Source records.

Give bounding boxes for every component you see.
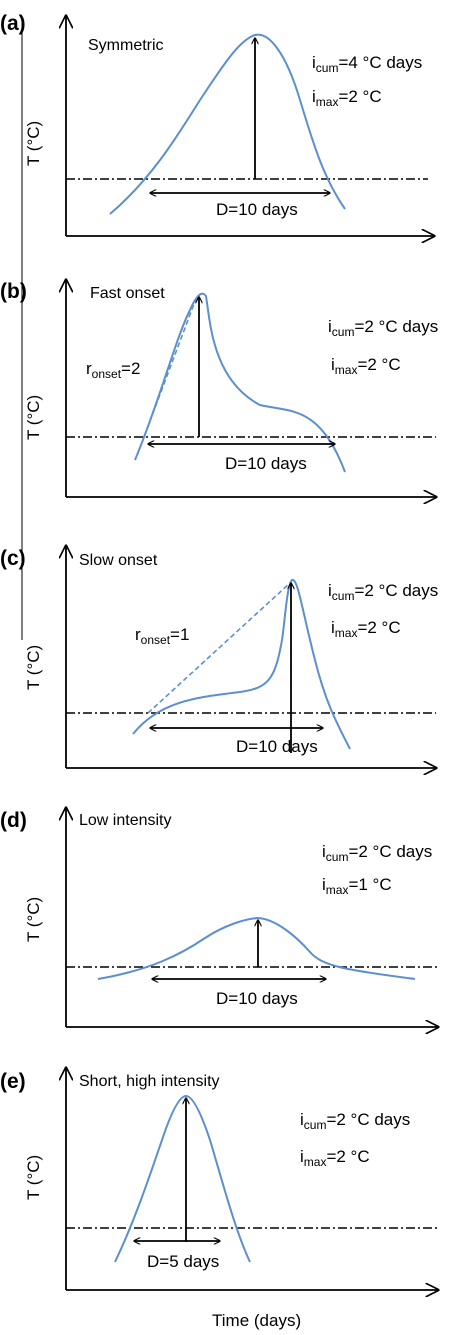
panel-letter: (d): [0, 809, 27, 832]
onset-slope-line: [147, 582, 291, 714]
panel-title: Fast onset: [90, 285, 165, 302]
onset-ratio-label: ronset=2: [86, 359, 140, 381]
icum-label: icum=2 °C days: [328, 581, 438, 603]
temperature-curve: [114, 1094, 251, 1263]
duration-label: D=10 days: [225, 454, 307, 473]
imax-label: imax=2 °C: [312, 87, 382, 109]
temperature-curve: [134, 292, 346, 473]
panel-letter: (c): [0, 547, 26, 570]
panel-letter: (b): [0, 280, 27, 303]
onset-ratio-label: ronset=1: [135, 625, 189, 647]
imax-label: imax=2 °C: [300, 1147, 370, 1169]
panel-title: Symmetric: [88, 37, 164, 54]
panel-letter: (e): [0, 1070, 26, 1093]
temperature-curve: [97, 916, 416, 980]
y-axis-label: T (°C): [24, 645, 43, 690]
icum-label: icum=4 °C days: [312, 53, 422, 75]
panel-letter: (a): [0, 12, 26, 35]
temperature-curve: [132, 579, 351, 750]
icum-label: icum=2 °C days: [328, 317, 438, 339]
panel-title: Low intensity: [79, 812, 172, 829]
y-axis-label: T (°C): [24, 121, 43, 166]
y-axis-label: T (°C): [24, 395, 43, 440]
duration-label: D=10 days: [216, 200, 298, 219]
duration-label: D=5 days: [147, 1252, 219, 1271]
duration-label: D=10 days: [236, 737, 318, 756]
imax-label: imax=2 °C: [331, 355, 401, 377]
panel-d: (d) Low intensity T (°C) D=10 days icum=…: [0, 808, 438, 1027]
icum-label: icum=2 °C days: [300, 1110, 410, 1132]
panel-title: Slow onset: [79, 552, 158, 569]
y-axis-label: T (°C): [24, 1155, 43, 1200]
x-axis-label: Time (days): [212, 1311, 301, 1330]
temperature-curve: [109, 33, 346, 215]
imax-label: imax=2 °C: [331, 618, 401, 640]
panel-a: (a) Symmetric T (°C) D=10 days icum=4 °C…: [0, 12, 434, 236]
imax-label: imax=1 °C: [322, 875, 392, 897]
panel-b: (b) Fast onset T (°C) D=10 days ronset=2…: [0, 280, 438, 497]
y-axis-label: T (°C): [24, 897, 43, 942]
duration-label: D=10 days: [216, 989, 298, 1008]
panel-c: (c) Slow onset T (°C) D=10 days ronset=1…: [0, 546, 438, 768]
panel-e: (e) Short, high intensity T (°C) D=5 day…: [0, 1068, 438, 1290]
icum-label: icum=2 °C days: [322, 842, 432, 864]
panel-title: Short, high intensity: [79, 1073, 220, 1090]
onset-slope-line: [143, 295, 198, 438]
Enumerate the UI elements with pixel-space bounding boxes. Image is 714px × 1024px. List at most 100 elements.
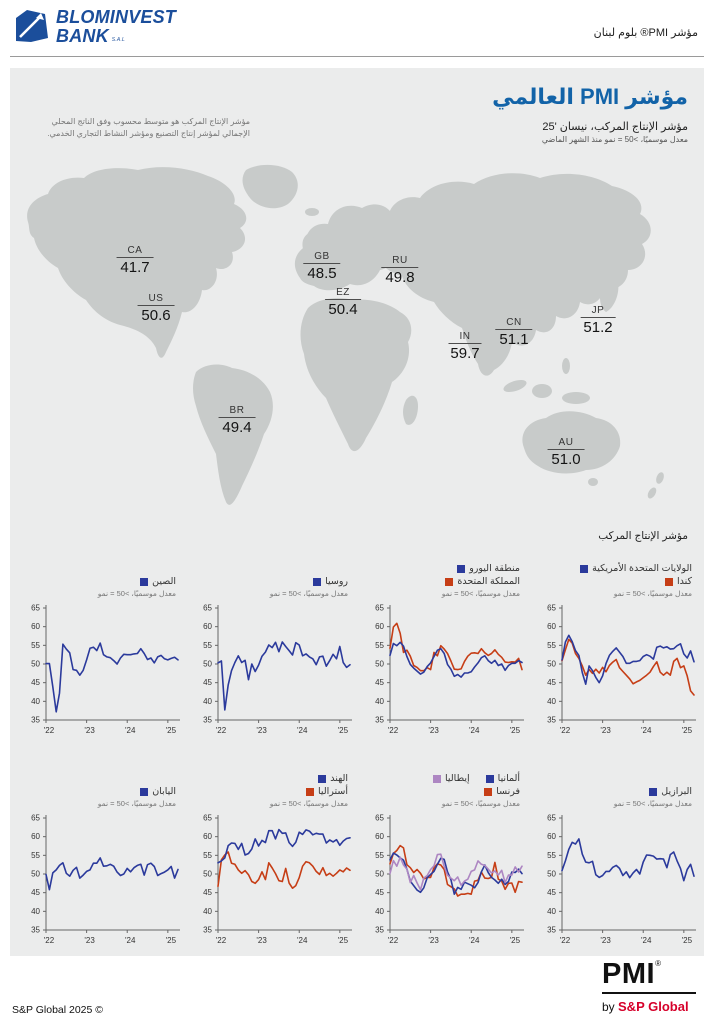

Stated goal. Could you rewrite all the rows above with every "temperature-curve" changed to "temp-trace" and nothing else altered? Leave the pictures out.

Exercise response.
Give bounding boxes for every component you see.
panel-letter: (d): [0, 809, 27, 832]
onset-slope-line: [147, 582, 291, 714]
panel-title: Fast onset: [90, 285, 165, 302]
onset-ratio-label: ronset=2: [86, 359, 140, 381]
icum-label: icum=2 °C days: [328, 581, 438, 603]
temp-trace: [114, 1094, 251, 1263]
duration-label: D=10 days: [225, 454, 307, 473]
imax-label: imax=2 °C: [312, 87, 382, 109]
temp-trace: [134, 292, 346, 473]
panel-letter: (c): [0, 547, 26, 570]
panel-letter: (b): [0, 280, 27, 303]
onset-ratio-label: ronset=1: [135, 625, 189, 647]
imax-label: imax=2 °C: [300, 1147, 370, 1169]
panel-title: Symmetric: [88, 37, 164, 54]
panel-letter: (e): [0, 1070, 26, 1093]
temp-trace: [97, 916, 416, 980]
y-axis-label: T (°C): [24, 645, 43, 690]
icum-label: icum=4 °C days: [312, 53, 422, 75]
panel-letter: (a): [0, 12, 26, 35]
temp-trace: [132, 579, 351, 750]
icum-label: icum=2 °C days: [328, 317, 438, 339]
panel-title: Low intensity: [79, 812, 172, 829]
y-axis-label: T (°C): [24, 121, 43, 166]
y-axis-label: T (°C): [24, 395, 43, 440]
duration-label: D=10 days: [216, 200, 298, 219]
duration-label: D=5 days: [147, 1252, 219, 1271]
duration-label: D=10 days: [236, 737, 318, 756]
imax-label: imax=2 °C: [331, 355, 401, 377]
panel-d: (d) Low intensity T (°C) D=10 days icum=…: [0, 808, 438, 1027]
icum-label: icum=2 °C days: [300, 1110, 410, 1132]
panel-title: Slow onset: [79, 552, 158, 569]
y-axis-label: T (°C): [24, 1155, 43, 1200]
x-axis-label: Time (days): [212, 1311, 301, 1330]
temp-trace: [109, 33, 346, 215]
imax-label: imax=2 °C: [331, 618, 401, 640]
panel-a: (a) Symmetric T (°C) D=10 days icum=4 °C…: [0, 12, 434, 236]
imax-label: imax=1 °C: [322, 875, 392, 897]
panel-b: (b) Fast onset T (°C) D=10 days ronset=2…: [0, 280, 438, 497]
y-axis-label: T (°C): [24, 897, 43, 942]
duration-label: D=10 days: [216, 989, 298, 1008]
panel-c: (c) Slow onset T (°C) D=10 days ronset=1…: [0, 546, 438, 768]
panel-e: (e) Short, high intensity T (°C) D=5 day…: [0, 1068, 438, 1290]
icum-label: icum=2 °C days: [322, 842, 432, 864]
panel-title: Short, high intensity: [79, 1073, 220, 1090]
onset-slope-line: [143, 295, 198, 438]
Enumerate the UI elements with pixel-space bounding boxes. Image is 714px × 1024px. List at most 100 elements.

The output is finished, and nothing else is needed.